Locate each line in the data below that contains the string "彩票下注明细", and copy those lines.

Layout dataset entries
☆ ☆ ☆ ☆

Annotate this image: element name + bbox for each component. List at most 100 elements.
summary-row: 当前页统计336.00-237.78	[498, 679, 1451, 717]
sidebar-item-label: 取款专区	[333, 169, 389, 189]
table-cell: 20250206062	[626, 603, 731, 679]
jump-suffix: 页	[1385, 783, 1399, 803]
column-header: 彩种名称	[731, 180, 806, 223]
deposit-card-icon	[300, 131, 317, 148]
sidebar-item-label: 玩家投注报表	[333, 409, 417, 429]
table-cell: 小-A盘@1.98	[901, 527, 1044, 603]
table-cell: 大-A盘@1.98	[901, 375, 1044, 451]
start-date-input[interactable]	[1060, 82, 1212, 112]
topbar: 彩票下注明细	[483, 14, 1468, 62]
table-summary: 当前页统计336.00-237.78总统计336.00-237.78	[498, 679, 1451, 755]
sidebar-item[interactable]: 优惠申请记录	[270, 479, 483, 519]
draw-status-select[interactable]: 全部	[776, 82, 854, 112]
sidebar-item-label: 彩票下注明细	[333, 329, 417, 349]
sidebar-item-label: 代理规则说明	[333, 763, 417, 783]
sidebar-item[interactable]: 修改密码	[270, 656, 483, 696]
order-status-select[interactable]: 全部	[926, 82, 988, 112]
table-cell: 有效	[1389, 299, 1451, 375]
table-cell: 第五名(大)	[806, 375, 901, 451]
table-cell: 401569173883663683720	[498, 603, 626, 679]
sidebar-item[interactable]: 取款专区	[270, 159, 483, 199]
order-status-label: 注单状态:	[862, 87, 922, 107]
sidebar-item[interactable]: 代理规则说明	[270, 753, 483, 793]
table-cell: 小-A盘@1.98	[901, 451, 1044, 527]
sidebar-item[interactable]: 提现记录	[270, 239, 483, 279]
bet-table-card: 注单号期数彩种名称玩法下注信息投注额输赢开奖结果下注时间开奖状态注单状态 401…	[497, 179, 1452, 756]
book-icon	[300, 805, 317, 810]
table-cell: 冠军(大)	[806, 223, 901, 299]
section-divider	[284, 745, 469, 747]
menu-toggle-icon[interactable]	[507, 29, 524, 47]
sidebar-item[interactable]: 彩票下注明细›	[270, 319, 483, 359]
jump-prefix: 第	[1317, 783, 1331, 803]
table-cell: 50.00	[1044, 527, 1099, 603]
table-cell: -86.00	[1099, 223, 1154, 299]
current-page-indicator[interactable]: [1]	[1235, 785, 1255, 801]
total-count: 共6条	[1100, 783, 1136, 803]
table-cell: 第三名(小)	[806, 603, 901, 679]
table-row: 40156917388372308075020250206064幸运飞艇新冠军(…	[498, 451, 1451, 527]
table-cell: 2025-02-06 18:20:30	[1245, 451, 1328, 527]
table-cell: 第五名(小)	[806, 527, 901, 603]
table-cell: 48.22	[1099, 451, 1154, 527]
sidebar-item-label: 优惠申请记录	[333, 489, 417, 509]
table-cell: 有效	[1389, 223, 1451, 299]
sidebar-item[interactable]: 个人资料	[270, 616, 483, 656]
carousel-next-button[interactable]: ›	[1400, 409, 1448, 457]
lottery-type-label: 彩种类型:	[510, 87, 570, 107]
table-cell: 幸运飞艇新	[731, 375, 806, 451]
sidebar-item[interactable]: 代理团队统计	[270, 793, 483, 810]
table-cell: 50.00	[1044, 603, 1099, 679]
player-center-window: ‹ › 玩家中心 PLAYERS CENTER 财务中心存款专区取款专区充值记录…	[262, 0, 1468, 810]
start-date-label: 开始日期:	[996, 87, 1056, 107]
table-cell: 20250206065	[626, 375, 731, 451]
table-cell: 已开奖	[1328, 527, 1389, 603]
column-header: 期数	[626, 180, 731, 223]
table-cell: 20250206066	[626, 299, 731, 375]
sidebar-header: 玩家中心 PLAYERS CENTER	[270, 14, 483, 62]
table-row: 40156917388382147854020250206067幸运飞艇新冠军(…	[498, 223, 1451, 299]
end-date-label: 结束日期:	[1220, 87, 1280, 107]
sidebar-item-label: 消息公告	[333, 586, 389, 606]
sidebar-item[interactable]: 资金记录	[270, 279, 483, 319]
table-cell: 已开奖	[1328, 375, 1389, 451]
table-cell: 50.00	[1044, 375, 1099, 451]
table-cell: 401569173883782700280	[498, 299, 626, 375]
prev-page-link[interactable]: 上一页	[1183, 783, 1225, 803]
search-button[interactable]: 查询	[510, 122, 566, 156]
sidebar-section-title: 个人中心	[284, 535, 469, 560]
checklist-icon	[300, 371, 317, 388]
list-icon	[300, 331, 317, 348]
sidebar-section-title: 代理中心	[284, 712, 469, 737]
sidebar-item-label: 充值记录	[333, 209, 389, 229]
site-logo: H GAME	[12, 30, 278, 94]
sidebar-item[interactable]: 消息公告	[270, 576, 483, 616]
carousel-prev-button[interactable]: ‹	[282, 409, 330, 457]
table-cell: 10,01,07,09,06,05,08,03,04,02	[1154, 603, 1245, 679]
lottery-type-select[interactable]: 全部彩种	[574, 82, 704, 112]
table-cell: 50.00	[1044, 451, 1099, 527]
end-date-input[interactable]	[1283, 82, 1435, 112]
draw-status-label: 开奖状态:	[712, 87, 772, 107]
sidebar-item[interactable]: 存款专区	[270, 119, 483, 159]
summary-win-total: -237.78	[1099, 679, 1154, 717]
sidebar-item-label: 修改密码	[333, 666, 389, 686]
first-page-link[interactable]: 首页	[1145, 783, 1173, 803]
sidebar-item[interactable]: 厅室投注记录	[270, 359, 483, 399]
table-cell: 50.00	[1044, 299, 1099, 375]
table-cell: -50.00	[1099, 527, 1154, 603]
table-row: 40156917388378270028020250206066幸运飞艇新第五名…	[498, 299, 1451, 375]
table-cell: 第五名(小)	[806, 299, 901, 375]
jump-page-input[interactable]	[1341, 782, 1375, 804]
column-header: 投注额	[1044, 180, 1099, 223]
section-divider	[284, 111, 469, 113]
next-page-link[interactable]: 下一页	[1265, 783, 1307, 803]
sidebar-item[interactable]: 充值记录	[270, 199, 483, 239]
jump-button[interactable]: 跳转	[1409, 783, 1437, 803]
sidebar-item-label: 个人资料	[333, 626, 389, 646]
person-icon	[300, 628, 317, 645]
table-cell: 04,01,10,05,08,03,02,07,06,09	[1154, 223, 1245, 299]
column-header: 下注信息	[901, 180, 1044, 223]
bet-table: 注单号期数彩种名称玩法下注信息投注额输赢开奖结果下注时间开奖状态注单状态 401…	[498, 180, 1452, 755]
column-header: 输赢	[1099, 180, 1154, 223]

☆ ☆ ☆ ☆

EXERCISE SOLUTION:
topbar: 彩票下注明细	[483, 14, 1468, 62]
sidebar-item-label: 彩票下注明细	[333, 329, 417, 349]
sidebar-item[interactable]: 彩票下注明细›	[270, 319, 483, 359]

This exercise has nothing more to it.